> _STATED TASK_
Repeat the data that follows, word for word, without the images.

start

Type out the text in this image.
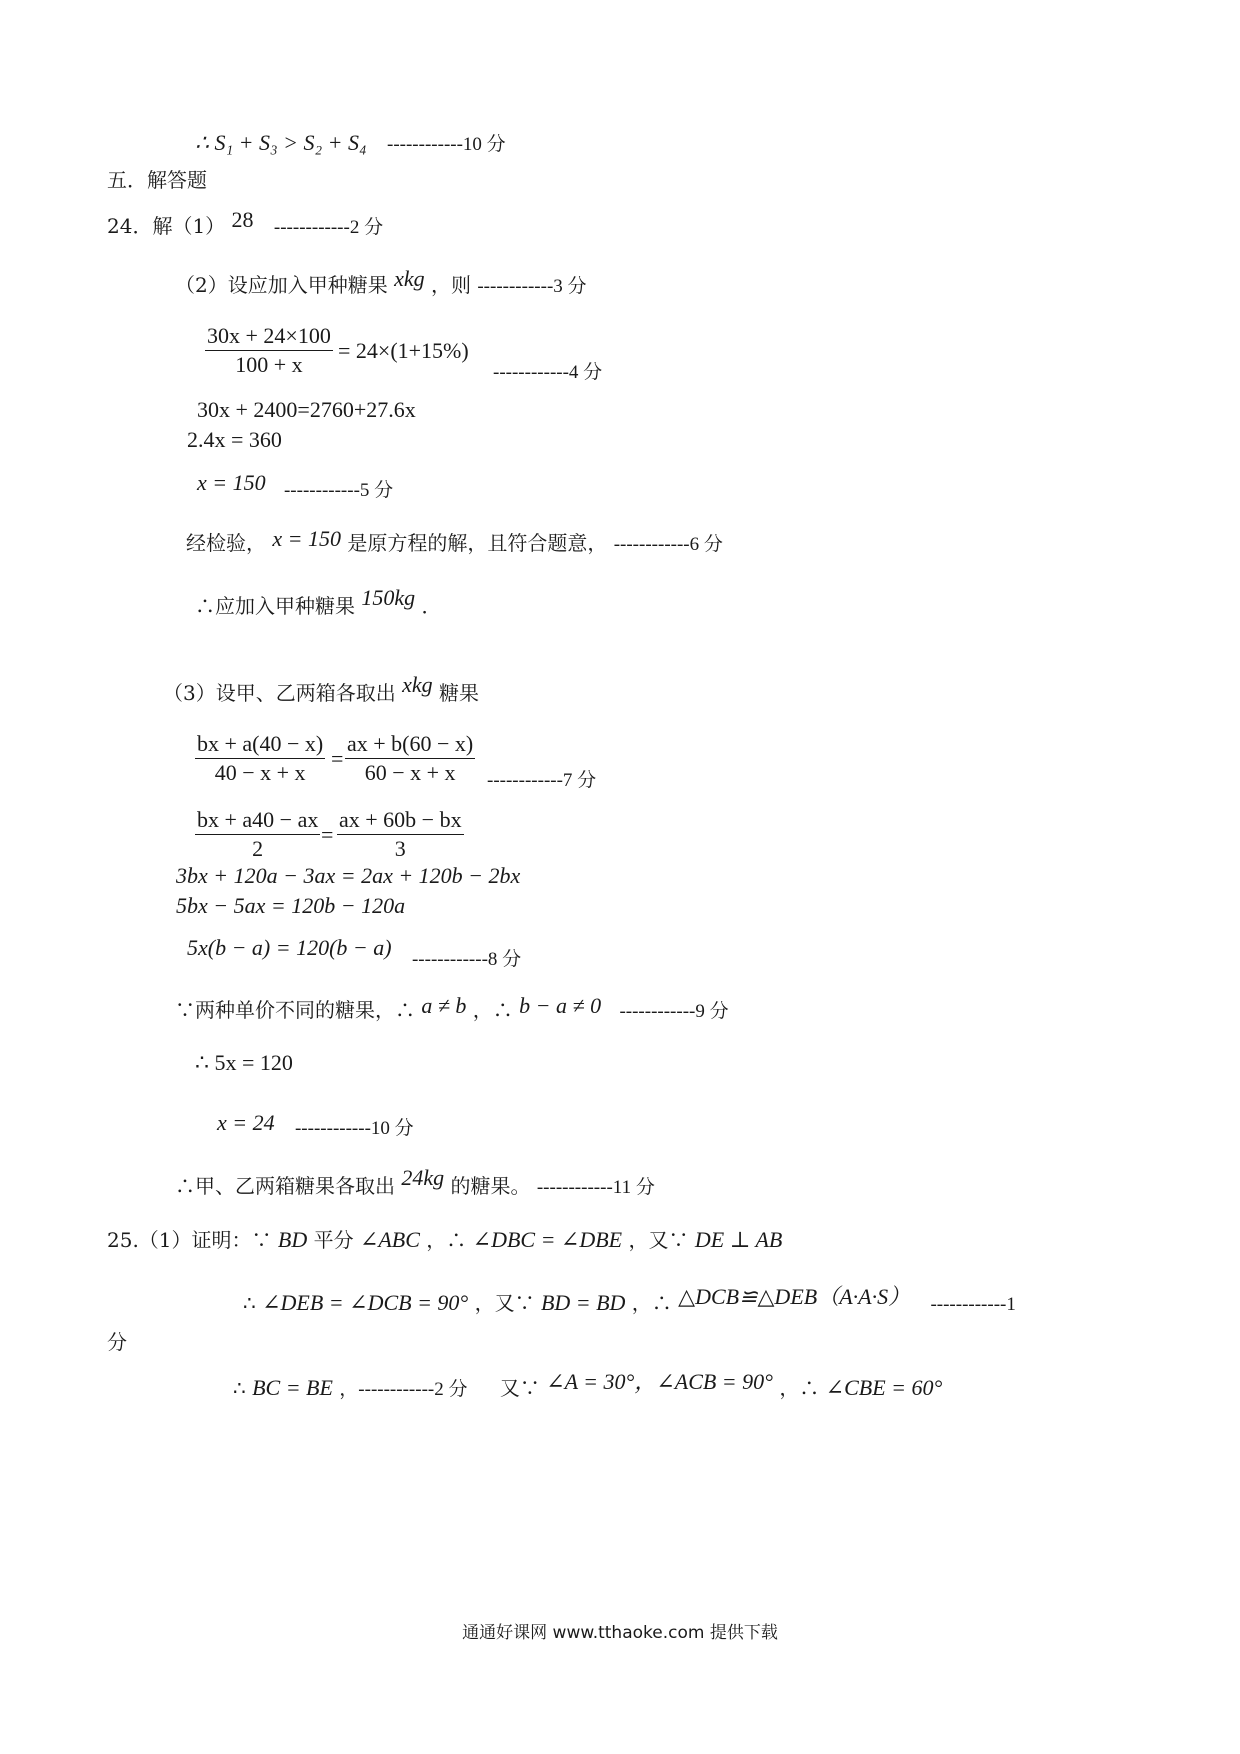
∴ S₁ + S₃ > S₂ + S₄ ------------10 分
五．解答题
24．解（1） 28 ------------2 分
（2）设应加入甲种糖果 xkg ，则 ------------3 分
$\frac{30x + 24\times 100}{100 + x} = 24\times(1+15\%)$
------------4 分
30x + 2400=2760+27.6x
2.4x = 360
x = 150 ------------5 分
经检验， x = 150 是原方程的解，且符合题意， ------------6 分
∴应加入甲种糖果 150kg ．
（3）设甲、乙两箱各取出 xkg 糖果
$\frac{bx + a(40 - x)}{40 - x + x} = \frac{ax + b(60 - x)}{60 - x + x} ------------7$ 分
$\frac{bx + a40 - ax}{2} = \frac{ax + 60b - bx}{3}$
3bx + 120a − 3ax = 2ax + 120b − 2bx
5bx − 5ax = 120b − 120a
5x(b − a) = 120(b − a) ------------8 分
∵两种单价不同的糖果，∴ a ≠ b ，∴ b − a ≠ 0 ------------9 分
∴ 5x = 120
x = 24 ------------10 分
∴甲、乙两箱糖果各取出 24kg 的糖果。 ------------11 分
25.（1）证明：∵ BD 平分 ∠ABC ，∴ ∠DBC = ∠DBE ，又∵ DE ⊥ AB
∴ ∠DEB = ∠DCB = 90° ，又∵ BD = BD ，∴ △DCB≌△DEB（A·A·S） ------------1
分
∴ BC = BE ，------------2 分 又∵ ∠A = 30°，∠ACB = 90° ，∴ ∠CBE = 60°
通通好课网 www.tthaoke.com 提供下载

end

> _COMPLETE OUTPUT_
Type out the text in this image.
∴ S₁ + S₃ > S₂ + S₄ ------------10 分
五．解答题
24．解（1） 28 ------------2 分
（2）设应加入甲种糖果 xkg ，则 ------------3 分
$\frac{30x + 24\times 100}{100 + x} = 24\times(1+15\%)$
------------4 分
30x + 2400=2760+27.6x
2.4x = 360
x = 150 ------------5 分
经检验， x = 150 是原方程的解，且符合题意， ------------6 分
∴应加入甲种糖果 150kg ．
（3）设甲、乙两箱各取出 xkg 糖果
$\frac{bx + a(40 - x)}{40 - x + x} = \frac{ax + b(60 - x)}{60 - x + x} ------------7$ 分
$\frac{bx + a40 - ax}{2} = \frac{ax + 60b - bx}{3}$
3bx + 120a − 3ax = 2ax + 120b − 2bx
5bx − 5ax = 120b − 120a
5x(b − a) = 120(b − a) ------------8 分
∵两种单价不同的糖果，∴ a ≠ b ，∴ b − a ≠ 0 ------------9 分
∴ 5x = 120
x = 24 ------------10 分
∴甲、乙两箱糖果各取出 24kg 的糖果。 ------------11 分
25.（1）证明：∵ BD 平分 ∠ABC ，∴ ∠DBC = ∠DBE ，又∵ DE ⊥ AB
∴ ∠DEB = ∠DCB = 90° ，又∵ BD = BD ，∴ △DCB≌△DEB（A·A·S） ------------1
分
∴ BC = BE ，------------2 分 又∵ ∠A = 30°，∠ACB = 90° ，∴ ∠CBE = 60°
通通好课网 www.tthaoke.com 提供下载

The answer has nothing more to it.